### WHAT IS ASKED
Every line containing the word "Magnitude" needs to be found and copied.

### DATA LINES

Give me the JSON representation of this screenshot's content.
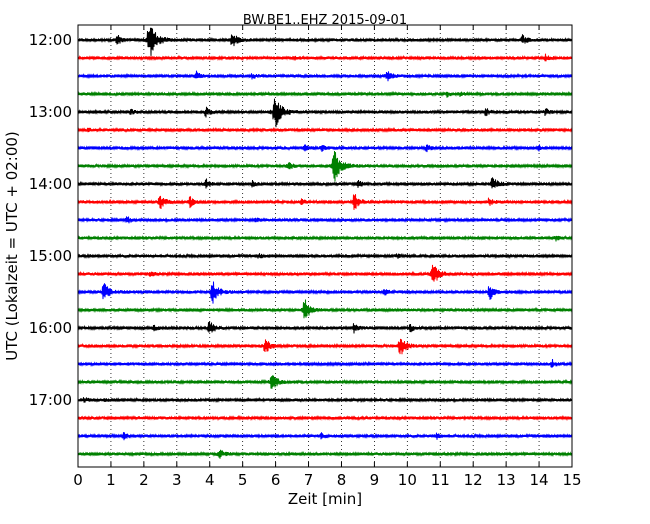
{
  "chart_data": {
    "type": "line",
    "title": "BW.BE1..EHZ 2015-09-01",
    "xlabel": "Zeit  [min]",
    "ylabel": "UTC (Lokalzeit = UTC + 02:00)",
    "xlim": [
      0,
      15
    ],
    "x_ticks": [
      0,
      1,
      2,
      3,
      4,
      5,
      6,
      7,
      8,
      9,
      10,
      11,
      12,
      13,
      14,
      15
    ],
    "x_tick_labels": [
      "0",
      "1",
      "2",
      "3",
      "4",
      "5",
      "6",
      "7",
      "8",
      "9",
      "10",
      "11",
      "12",
      "13",
      "14",
      "15"
    ],
    "y_ticks": [
      {
        "row": 0,
        "label": "12:00"
      },
      {
        "row": 4,
        "label": "13:00"
      },
      {
        "row": 8,
        "label": "14:00"
      },
      {
        "row": 12,
        "label": "15:00"
      },
      {
        "row": 16,
        "label": "16:00"
      },
      {
        "row": 20,
        "label": "17:00"
      }
    ],
    "grid": "vertical dotted",
    "line_colors": [
      "#000000",
      "#ff0000",
      "#0000ff",
      "#008000"
    ],
    "rows": [
      {
        "start": "12:00",
        "events": [
          [
            1.2,
            0.3
          ],
          [
            2.2,
            1.0
          ],
          [
            4.7,
            0.45
          ],
          [
            13.5,
            0.3
          ]
        ]
      },
      {
        "start": "12:15",
        "events": [
          [
            6.6,
            0.1
          ],
          [
            14.2,
            0.2
          ]
        ]
      },
      {
        "start": "12:30",
        "events": [
          [
            3.6,
            0.25
          ],
          [
            5.3,
            0.15
          ],
          [
            9.4,
            0.35
          ]
        ]
      },
      {
        "start": "12:45",
        "events": [
          [
            11.2,
            0.15
          ],
          [
            11.6,
            0.1
          ]
        ]
      },
      {
        "start": "13:00",
        "events": [
          [
            1.6,
            0.15
          ],
          [
            3.9,
            0.3
          ],
          [
            6.0,
            0.95
          ],
          [
            12.4,
            0.2
          ],
          [
            14.2,
            0.2
          ]
        ]
      },
      {
        "start": "13:15",
        "events": [
          [
            0.3,
            0.1
          ]
        ]
      },
      {
        "start": "13:30",
        "events": [
          [
            6.9,
            0.2
          ],
          [
            7.4,
            0.2
          ],
          [
            10.6,
            0.2
          ],
          [
            14.0,
            0.15
          ]
        ]
      },
      {
        "start": "13:45",
        "events": [
          [
            6.4,
            0.25
          ],
          [
            7.8,
            0.9
          ]
        ]
      },
      {
        "start": "14:00",
        "events": [
          [
            3.9,
            0.25
          ],
          [
            5.3,
            0.15
          ],
          [
            8.5,
            0.25
          ],
          [
            12.6,
            0.45
          ]
        ]
      },
      {
        "start": "14:15",
        "events": [
          [
            2.5,
            0.45
          ],
          [
            3.4,
            0.35
          ],
          [
            6.8,
            0.15
          ],
          [
            8.4,
            0.5
          ],
          [
            12.5,
            0.25
          ]
        ]
      },
      {
        "start": "14:30",
        "events": [
          [
            1.5,
            0.25
          ],
          [
            5.4,
            0.1
          ]
        ]
      },
      {
        "start": "14:45",
        "events": [
          [
            14.5,
            0.15
          ]
        ]
      },
      {
        "start": "15:00",
        "events": [
          [
            5.5,
            0.1
          ],
          [
            9.7,
            0.1
          ]
        ]
      },
      {
        "start": "15:15",
        "events": [
          [
            2.2,
            0.15
          ],
          [
            10.8,
            0.65
          ]
        ]
      },
      {
        "start": "15:30",
        "events": [
          [
            0.8,
            0.55
          ],
          [
            4.1,
            0.7
          ],
          [
            9.3,
            0.2
          ],
          [
            12.5,
            0.5
          ]
        ]
      },
      {
        "start": "15:45",
        "events": [
          [
            6.9,
            0.6
          ]
        ]
      },
      {
        "start": "16:00",
        "events": [
          [
            2.3,
            0.15
          ],
          [
            4.0,
            0.45
          ],
          [
            8.4,
            0.3
          ],
          [
            10.1,
            0.2
          ]
        ]
      },
      {
        "start": "16:15",
        "events": [
          [
            5.7,
            0.45
          ],
          [
            9.8,
            0.65
          ]
        ]
      },
      {
        "start": "16:30",
        "events": [
          [
            14.4,
            0.25
          ]
        ]
      },
      {
        "start": "16:45",
        "events": [
          [
            5.9,
            0.55
          ]
        ]
      },
      {
        "start": "17:00",
        "events": [
          [
            0.2,
            0.15
          ],
          [
            0.8,
            0.1
          ]
        ]
      },
      {
        "start": "17:15",
        "events": []
      },
      {
        "start": "17:30",
        "events": [
          [
            1.4,
            0.2
          ],
          [
            7.4,
            0.15
          ],
          [
            10.9,
            0.15
          ]
        ]
      },
      {
        "start": "17:45",
        "events": [
          [
            4.3,
            0.3
          ]
        ]
      }
    ]
  }
}
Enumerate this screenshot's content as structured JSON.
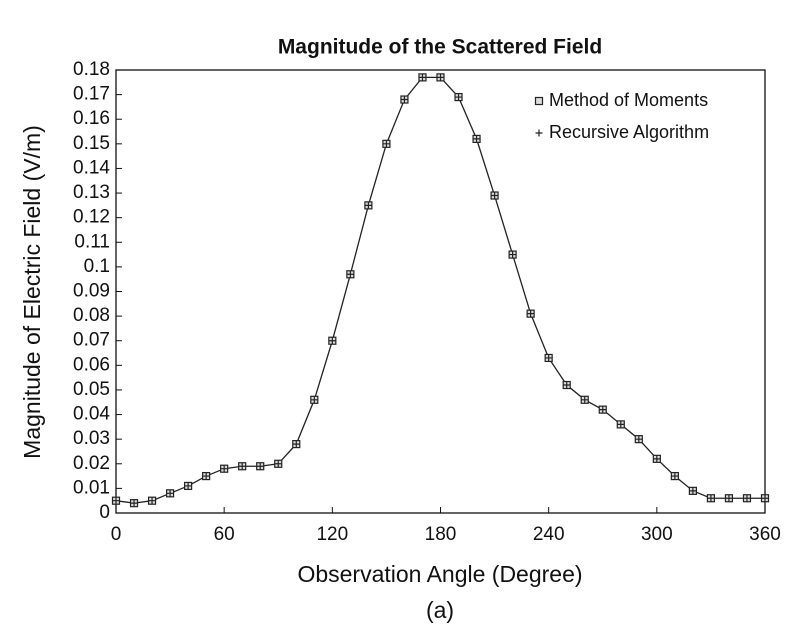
{
  "chart_data": {
    "type": "line",
    "title": "Magnitude of the Scattered Field",
    "xlabel": "Observation Angle (Degree)",
    "ylabel": "Magnitude of Electric Field (V/m)",
    "caption": "(a)",
    "x": [
      0,
      10,
      20,
      30,
      40,
      50,
      60,
      70,
      80,
      90,
      100,
      110,
      120,
      130,
      140,
      150,
      160,
      170,
      180,
      190,
      200,
      210,
      220,
      230,
      240,
      250,
      260,
      270,
      280,
      290,
      300,
      310,
      320,
      330,
      340,
      350,
      360
    ],
    "series": [
      {
        "name": "Method of Moments",
        "color": "#222222",
        "marker": "square",
        "values": [
          0.005,
          0.004,
          0.005,
          0.008,
          0.011,
          0.015,
          0.018,
          0.019,
          0.019,
          0.02,
          0.028,
          0.046,
          0.07,
          0.097,
          0.125,
          0.15,
          0.168,
          0.177,
          0.177,
          0.169,
          0.152,
          0.129,
          0.105,
          0.081,
          0.063,
          0.052,
          0.046,
          0.042,
          0.036,
          0.03,
          0.022,
          0.015,
          0.009,
          0.006,
          0.006,
          0.006,
          0.006
        ]
      },
      {
        "name": "Recursive Algorithm",
        "color": "#222222",
        "marker": "plus",
        "values": [
          0.005,
          0.004,
          0.005,
          0.008,
          0.011,
          0.015,
          0.018,
          0.019,
          0.019,
          0.02,
          0.028,
          0.046,
          0.07,
          0.097,
          0.125,
          0.15,
          0.168,
          0.177,
          0.177,
          0.169,
          0.152,
          0.129,
          0.105,
          0.081,
          0.063,
          0.052,
          0.046,
          0.042,
          0.036,
          0.03,
          0.022,
          0.015,
          0.009,
          0.006,
          0.006,
          0.006,
          0.006
        ]
      }
    ],
    "xlim": [
      0,
      360
    ],
    "xticks": [
      0,
      60,
      120,
      180,
      240,
      300,
      360
    ],
    "ylim": [
      0,
      0.18
    ],
    "yticks": [
      0,
      0.01,
      0.02,
      0.03,
      0.04,
      0.05,
      0.06,
      0.07,
      0.08,
      0.09,
      0.1,
      0.11,
      0.12,
      0.13,
      0.14,
      0.15,
      0.16,
      0.17,
      0.18
    ],
    "legend": "upper right"
  }
}
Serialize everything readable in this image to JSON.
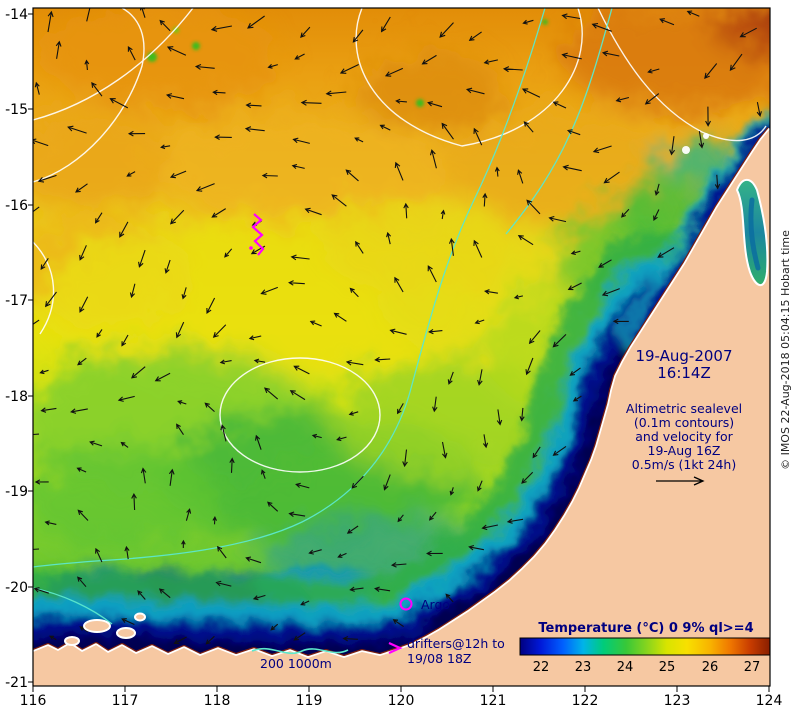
{
  "figure": {
    "timestamp": {
      "date": "19-Aug-2007",
      "time": "16:14Z"
    },
    "annotation": {
      "lines": [
        "Altimetric sealevel",
        "(0.1m contours)",
        "and velocity for",
        "19-Aug 16Z",
        "0.5m/s (1kt 24h)"
      ]
    },
    "legend": {
      "argo": "Argo",
      "drifters_line1": "drifters@12h to",
      "drifters_line2": "19/08 18Z",
      "bathymetry": "200  1000m"
    },
    "colorbar": {
      "title": "Temperature (°C) 0 9% ql>=4",
      "ticks": [
        "22",
        "23",
        "24",
        "25",
        "26",
        "27"
      ],
      "range": [
        22,
        27
      ]
    },
    "axes": {
      "x_ticks": [
        "116",
        "117",
        "118",
        "119",
        "120",
        "121",
        "122",
        "123",
        "124"
      ],
      "y_ticks": [
        "-14",
        "-15",
        "-16",
        "-17",
        "-18",
        "-19",
        "-20",
        "-21"
      ],
      "x_range": [
        116,
        124
      ],
      "y_range": [
        -21,
        -14
      ]
    },
    "credit": "© IMOS 22-Aug-2018 05:04:15 Hobart time",
    "colors": {
      "land": "#f6c8a2",
      "annotation_text": "#000080",
      "argo_marker": "#ff00ff",
      "drifter_marker": "#ff00ff",
      "bathymetry_contour": "#5ce8cc",
      "sealevel_contour": "#ffffff",
      "velocity_arrow": "#000000",
      "deep_water": "#000080"
    }
  }
}
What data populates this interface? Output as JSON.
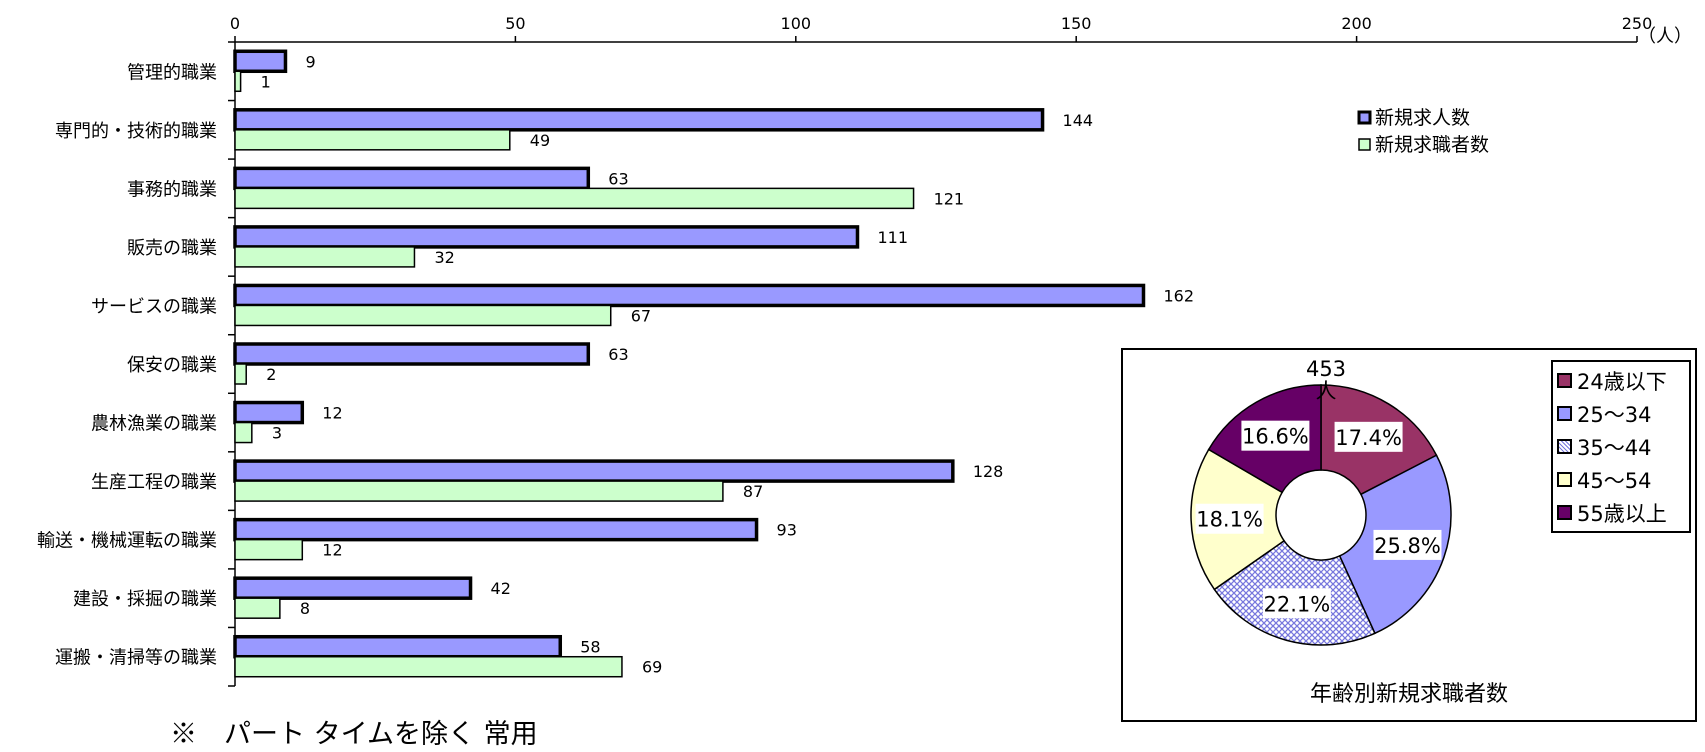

### ANSWER BELOW
    "title": "Magnitude of the Scattered Field",
    "ylabel": "Magnitude of Electric Field (V/m)",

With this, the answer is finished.